(Entries from a dataset)
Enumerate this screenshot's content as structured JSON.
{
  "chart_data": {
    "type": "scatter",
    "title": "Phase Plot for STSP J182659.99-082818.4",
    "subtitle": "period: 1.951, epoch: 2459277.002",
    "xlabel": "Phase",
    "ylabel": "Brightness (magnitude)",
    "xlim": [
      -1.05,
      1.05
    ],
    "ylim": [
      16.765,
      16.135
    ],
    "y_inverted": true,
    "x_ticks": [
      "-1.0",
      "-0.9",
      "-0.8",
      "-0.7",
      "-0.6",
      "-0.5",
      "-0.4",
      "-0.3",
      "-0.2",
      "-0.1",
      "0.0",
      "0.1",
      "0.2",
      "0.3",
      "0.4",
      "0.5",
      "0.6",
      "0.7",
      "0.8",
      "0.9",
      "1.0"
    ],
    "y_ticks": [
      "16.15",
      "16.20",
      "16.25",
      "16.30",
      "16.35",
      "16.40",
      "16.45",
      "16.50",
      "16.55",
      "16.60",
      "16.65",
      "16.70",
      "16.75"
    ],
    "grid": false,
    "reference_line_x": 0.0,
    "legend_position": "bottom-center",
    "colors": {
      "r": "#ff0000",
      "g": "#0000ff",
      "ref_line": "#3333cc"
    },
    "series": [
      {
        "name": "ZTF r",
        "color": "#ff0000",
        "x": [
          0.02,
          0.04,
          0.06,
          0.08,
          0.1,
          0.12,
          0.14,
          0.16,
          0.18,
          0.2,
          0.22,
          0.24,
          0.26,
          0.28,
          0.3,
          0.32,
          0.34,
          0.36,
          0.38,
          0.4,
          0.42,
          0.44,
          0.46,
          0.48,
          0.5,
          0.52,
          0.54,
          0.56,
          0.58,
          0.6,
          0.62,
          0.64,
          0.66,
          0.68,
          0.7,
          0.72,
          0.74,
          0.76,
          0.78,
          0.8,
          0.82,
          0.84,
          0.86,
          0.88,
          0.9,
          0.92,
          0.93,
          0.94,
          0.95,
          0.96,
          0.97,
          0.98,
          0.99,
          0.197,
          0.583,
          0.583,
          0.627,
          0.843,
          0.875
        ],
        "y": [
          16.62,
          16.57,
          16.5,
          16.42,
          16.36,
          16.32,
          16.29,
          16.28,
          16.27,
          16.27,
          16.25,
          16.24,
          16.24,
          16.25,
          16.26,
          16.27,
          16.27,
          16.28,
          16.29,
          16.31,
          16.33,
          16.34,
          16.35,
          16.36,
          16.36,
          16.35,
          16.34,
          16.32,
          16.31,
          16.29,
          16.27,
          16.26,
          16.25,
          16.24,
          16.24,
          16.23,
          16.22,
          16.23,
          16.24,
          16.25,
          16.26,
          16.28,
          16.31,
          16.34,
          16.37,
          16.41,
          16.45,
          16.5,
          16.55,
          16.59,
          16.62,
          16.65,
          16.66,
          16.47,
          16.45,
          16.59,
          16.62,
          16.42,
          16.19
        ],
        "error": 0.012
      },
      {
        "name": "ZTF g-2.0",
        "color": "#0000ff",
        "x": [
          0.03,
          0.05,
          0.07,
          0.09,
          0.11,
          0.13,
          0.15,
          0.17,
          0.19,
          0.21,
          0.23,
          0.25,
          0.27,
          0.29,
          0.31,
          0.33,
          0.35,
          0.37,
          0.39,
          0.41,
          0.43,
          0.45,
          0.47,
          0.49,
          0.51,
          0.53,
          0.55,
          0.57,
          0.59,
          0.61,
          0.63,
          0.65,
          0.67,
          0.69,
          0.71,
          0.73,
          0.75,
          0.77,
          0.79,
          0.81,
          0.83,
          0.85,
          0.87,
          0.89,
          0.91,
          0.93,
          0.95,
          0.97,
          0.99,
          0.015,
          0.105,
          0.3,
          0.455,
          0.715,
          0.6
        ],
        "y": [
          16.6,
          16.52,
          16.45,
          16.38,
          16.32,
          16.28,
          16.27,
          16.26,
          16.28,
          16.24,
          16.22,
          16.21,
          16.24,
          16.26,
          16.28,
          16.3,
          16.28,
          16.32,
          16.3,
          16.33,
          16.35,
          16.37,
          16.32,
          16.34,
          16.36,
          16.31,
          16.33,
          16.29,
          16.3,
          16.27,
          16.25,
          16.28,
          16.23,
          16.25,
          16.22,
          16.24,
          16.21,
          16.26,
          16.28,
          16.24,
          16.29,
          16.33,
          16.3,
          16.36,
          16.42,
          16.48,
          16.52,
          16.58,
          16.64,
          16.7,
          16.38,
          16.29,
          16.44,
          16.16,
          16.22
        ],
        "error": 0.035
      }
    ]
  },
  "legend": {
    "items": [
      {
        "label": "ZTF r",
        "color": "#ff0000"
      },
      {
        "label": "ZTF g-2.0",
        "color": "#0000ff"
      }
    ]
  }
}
...
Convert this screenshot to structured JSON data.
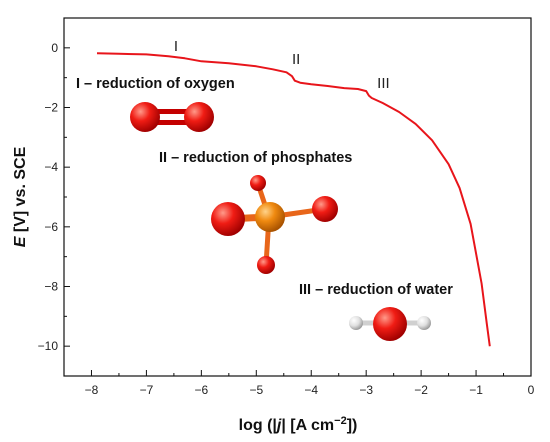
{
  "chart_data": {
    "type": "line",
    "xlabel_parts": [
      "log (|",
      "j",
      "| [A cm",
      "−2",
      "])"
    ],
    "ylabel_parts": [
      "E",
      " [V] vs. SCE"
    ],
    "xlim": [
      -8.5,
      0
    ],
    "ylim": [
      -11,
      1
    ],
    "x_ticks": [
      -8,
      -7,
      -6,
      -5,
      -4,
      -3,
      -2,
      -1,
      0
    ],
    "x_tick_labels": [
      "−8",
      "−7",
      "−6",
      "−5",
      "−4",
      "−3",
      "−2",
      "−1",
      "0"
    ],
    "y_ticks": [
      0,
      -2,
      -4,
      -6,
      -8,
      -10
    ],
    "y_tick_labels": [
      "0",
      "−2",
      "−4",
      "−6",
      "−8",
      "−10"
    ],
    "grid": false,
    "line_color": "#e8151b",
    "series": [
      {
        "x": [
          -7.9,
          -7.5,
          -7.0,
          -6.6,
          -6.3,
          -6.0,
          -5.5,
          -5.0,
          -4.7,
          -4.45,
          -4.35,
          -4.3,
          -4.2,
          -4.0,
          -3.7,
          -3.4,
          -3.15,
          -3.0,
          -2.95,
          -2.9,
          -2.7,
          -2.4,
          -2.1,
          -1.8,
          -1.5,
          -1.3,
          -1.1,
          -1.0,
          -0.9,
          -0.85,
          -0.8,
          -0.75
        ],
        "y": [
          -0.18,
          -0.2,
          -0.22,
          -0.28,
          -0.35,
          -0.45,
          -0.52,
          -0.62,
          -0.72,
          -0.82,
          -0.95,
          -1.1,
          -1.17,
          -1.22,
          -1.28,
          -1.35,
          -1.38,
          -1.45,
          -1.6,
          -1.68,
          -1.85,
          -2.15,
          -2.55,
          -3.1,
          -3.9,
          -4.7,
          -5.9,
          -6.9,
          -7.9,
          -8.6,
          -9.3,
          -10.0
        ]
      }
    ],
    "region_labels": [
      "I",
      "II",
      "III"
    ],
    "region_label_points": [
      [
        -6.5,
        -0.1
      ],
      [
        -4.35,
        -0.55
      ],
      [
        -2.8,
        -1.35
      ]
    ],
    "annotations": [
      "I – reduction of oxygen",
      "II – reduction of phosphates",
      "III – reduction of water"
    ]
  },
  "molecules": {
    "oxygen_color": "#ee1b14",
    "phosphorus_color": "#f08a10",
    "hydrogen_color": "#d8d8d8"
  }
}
--
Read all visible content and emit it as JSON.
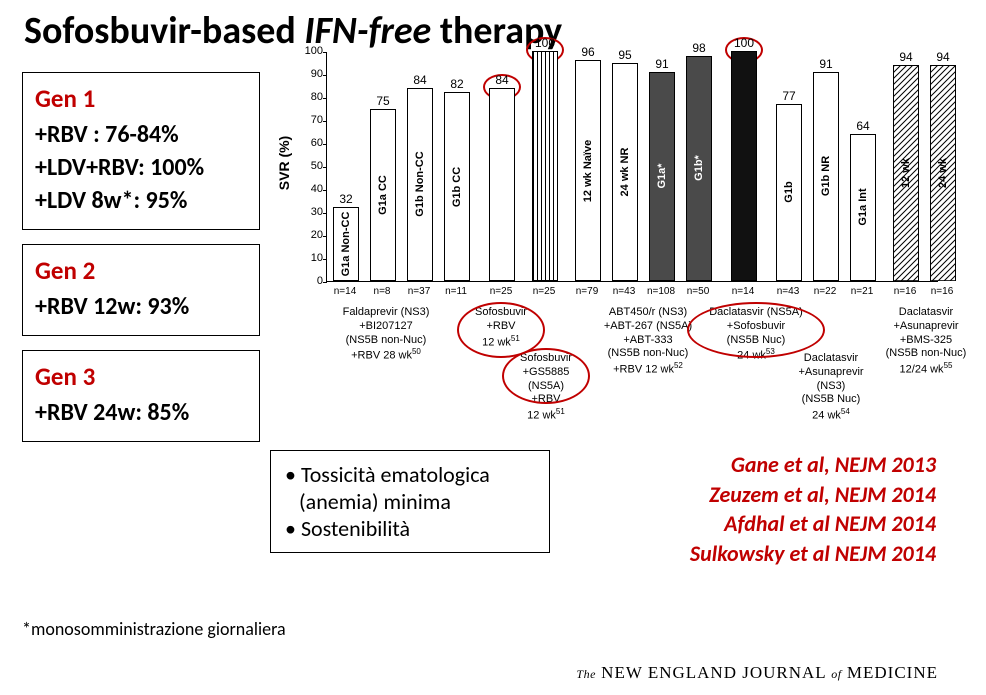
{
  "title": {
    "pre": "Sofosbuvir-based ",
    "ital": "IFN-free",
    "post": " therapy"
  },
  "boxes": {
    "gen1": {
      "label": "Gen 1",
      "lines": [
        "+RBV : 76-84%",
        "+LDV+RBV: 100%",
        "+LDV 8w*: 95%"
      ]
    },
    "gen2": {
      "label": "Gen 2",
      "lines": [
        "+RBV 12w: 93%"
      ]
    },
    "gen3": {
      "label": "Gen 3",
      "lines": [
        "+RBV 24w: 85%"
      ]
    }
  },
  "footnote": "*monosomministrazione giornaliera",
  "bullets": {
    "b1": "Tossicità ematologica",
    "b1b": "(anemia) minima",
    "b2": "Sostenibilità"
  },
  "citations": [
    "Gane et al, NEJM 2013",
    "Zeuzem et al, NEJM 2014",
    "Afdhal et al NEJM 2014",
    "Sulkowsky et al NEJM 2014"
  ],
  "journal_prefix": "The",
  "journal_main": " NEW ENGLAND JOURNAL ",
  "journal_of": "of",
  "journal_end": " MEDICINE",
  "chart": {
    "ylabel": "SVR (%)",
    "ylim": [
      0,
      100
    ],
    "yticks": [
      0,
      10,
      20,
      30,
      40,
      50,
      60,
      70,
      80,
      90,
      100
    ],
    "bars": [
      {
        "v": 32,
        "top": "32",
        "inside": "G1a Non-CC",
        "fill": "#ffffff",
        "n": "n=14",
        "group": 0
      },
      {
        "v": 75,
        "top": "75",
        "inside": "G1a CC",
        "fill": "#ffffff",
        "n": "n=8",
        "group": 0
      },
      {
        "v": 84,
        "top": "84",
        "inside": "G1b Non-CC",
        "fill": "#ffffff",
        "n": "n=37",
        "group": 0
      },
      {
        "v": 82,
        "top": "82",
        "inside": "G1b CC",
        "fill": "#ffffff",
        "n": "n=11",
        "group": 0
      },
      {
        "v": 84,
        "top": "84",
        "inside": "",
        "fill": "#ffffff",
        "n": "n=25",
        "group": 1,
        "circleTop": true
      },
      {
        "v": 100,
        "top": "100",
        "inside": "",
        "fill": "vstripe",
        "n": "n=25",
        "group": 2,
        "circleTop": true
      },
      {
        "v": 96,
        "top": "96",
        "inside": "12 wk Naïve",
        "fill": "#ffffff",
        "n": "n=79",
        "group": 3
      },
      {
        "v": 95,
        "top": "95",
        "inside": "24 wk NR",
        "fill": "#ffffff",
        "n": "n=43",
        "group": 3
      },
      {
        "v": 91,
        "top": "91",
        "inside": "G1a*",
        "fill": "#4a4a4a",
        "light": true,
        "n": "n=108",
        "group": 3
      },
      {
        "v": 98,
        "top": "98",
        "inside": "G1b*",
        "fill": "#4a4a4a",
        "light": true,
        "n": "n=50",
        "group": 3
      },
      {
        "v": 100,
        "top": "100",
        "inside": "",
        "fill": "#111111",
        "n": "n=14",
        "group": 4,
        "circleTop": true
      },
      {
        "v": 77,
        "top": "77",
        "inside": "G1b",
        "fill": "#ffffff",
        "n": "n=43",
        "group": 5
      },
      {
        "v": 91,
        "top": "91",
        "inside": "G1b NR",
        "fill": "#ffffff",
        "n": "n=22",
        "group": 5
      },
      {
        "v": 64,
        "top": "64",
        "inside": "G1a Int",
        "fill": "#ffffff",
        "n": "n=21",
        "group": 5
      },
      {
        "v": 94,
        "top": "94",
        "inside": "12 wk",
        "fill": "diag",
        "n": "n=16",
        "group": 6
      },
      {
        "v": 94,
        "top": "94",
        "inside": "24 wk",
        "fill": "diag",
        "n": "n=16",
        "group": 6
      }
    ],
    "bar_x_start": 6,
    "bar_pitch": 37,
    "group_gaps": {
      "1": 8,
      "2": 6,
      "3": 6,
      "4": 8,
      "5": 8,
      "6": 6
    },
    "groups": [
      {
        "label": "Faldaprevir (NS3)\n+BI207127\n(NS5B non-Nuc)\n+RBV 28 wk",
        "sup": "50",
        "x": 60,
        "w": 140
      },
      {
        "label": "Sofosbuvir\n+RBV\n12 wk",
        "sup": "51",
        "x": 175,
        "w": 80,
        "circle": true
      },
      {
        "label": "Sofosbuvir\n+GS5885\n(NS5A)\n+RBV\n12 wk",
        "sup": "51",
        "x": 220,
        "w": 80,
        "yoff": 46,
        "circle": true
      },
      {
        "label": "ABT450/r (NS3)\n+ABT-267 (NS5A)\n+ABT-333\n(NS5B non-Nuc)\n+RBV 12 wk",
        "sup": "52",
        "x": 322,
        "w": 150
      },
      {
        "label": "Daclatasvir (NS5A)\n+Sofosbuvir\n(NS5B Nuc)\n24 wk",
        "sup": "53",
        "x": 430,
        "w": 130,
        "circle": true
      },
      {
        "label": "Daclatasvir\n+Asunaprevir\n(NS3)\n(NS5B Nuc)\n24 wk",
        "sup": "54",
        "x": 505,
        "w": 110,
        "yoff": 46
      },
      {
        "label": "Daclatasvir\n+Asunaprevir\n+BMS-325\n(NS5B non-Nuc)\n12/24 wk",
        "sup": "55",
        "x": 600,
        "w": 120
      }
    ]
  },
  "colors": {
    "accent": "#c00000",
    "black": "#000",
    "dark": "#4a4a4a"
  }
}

| Exercise description |
Using the material above, report each line where "screenshot" occurs.

| Exercise output |
Enumerate this screenshot's content as structured JSON.
Convert this screenshot to structured JSON data.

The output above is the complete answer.